I'm 6 or 7 months late on this post, but I still need to reply. In my mind at least.

You're not alone. I have followed the Greek Gods and Goddesses since I was a teenager. I personally serve Aphrodite directly. One of the bedrooms in my house is strictly altar space dedicated to Her. I don't allow anyone in there, unless they are very close to me, my wife for instance. Or if I'm in there with them, and I'm not needing time dedicated to Her for a very serious reason. When it comes to Aphrodite, I both love and fear Her. I have screwed up severely in the past, and suffered Her wrath. But there have been many times She has showed Her kindness and smiled upon me. For example, the first 2 Detroit Red Wings games I went to. I asked Her to let the wings win since it was my first ever game. They won. The second game I asked Her to let them win because it was on my birthday. The Wings won. So She is emotional the same as a mortal.

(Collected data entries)
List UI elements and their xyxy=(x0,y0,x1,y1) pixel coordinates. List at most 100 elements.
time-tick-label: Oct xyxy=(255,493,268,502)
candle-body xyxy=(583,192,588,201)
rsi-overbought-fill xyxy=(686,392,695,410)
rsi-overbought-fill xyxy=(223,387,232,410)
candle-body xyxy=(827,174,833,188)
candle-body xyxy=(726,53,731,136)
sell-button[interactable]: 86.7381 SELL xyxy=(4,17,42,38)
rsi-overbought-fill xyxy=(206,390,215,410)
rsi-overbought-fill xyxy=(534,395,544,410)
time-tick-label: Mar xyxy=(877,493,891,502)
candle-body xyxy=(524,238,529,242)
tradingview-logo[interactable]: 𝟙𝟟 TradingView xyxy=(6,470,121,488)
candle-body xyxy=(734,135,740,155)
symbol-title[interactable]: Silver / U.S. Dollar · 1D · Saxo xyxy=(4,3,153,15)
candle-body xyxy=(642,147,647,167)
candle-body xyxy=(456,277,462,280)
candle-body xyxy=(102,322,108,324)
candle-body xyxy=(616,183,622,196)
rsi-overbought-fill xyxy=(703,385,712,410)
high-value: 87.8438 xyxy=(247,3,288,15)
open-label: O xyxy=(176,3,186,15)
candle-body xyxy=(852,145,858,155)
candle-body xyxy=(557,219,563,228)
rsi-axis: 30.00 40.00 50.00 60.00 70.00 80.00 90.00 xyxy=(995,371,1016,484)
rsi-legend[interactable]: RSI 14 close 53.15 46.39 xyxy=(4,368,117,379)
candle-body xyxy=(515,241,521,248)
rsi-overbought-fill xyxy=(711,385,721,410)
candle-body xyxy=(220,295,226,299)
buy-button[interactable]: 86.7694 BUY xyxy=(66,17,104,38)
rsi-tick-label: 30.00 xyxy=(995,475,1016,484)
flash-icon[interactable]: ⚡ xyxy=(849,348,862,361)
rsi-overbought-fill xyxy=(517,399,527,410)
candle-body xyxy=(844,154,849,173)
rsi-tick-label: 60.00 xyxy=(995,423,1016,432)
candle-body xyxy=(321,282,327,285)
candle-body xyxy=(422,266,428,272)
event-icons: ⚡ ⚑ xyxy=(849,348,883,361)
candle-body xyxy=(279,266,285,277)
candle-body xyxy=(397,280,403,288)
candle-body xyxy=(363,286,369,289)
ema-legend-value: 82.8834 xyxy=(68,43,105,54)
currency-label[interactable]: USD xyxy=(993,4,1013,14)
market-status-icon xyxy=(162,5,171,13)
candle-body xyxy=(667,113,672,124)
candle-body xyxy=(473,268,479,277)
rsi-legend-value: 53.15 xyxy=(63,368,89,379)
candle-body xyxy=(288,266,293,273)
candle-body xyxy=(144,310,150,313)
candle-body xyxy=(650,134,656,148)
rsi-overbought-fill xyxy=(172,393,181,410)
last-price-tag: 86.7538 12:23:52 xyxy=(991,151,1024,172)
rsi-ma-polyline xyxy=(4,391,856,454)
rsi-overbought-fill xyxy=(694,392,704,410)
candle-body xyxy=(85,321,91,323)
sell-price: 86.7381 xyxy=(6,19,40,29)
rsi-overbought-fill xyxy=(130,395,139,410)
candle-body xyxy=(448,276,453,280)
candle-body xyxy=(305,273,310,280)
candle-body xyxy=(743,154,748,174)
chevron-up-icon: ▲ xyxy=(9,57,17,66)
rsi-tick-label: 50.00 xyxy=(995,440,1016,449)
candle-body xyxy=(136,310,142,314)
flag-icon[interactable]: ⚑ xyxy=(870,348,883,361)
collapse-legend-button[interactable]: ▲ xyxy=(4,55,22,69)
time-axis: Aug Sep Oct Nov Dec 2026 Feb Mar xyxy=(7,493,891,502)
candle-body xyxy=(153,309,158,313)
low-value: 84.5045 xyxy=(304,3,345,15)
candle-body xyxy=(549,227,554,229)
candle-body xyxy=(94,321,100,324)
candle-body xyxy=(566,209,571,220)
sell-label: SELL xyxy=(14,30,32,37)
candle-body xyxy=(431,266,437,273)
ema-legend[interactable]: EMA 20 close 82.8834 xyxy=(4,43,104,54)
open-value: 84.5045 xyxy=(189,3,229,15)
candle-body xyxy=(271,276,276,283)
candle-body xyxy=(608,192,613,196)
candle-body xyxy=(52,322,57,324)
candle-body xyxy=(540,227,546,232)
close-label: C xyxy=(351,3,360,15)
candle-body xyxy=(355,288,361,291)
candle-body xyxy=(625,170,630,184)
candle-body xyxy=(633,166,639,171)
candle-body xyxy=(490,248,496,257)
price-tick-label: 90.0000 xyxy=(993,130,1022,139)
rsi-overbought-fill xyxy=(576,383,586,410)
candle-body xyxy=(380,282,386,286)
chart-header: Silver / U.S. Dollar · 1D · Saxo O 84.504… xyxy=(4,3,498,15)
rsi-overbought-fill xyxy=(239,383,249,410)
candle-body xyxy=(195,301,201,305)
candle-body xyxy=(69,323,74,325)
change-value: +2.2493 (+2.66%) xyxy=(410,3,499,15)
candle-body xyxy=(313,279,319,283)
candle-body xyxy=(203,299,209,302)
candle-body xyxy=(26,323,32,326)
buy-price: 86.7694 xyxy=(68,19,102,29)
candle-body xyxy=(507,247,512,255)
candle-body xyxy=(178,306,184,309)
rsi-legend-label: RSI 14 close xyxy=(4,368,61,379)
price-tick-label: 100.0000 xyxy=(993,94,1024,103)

EXERCISES:
A – In the post about devotion to Aphrodite, what reason did the writer give Her for letting the Wings win the second game?
B – Carry the post about devotion to Aphrodite forward, beginning right after its final sentence.

THE REPLIES:
A – The second game was on the writer's birthday.

B –
The Gods and Goddesses are mostly forgotten in today's world, but there are those of us that still believe in Them. I don't remember if following Them would be considered Pagan as I haven't studied Paganism in years, but I'm sure that there are people that would consider following the old religions Pagan. Whether it's the Greeks, Egyptians, Babylonians, or Aztecs is rather irrelevant as they are all ancient. If someone is trying to find religion, I have always said for them to sit down and think about what they naturally and truly believe. Then if they are still interested to sit down and look thru religions until they find something that co insides what they naturally believe. Don't believe in something because it is the only accepted religion in your area. If you do, you won't be very happy.

To put it simply, It's all what's in your heart and head.
"There are many who would take my time. I shun them.
There are some who share my time. I am entertained by them.
There are precious few who contribute to my time. I cherish them."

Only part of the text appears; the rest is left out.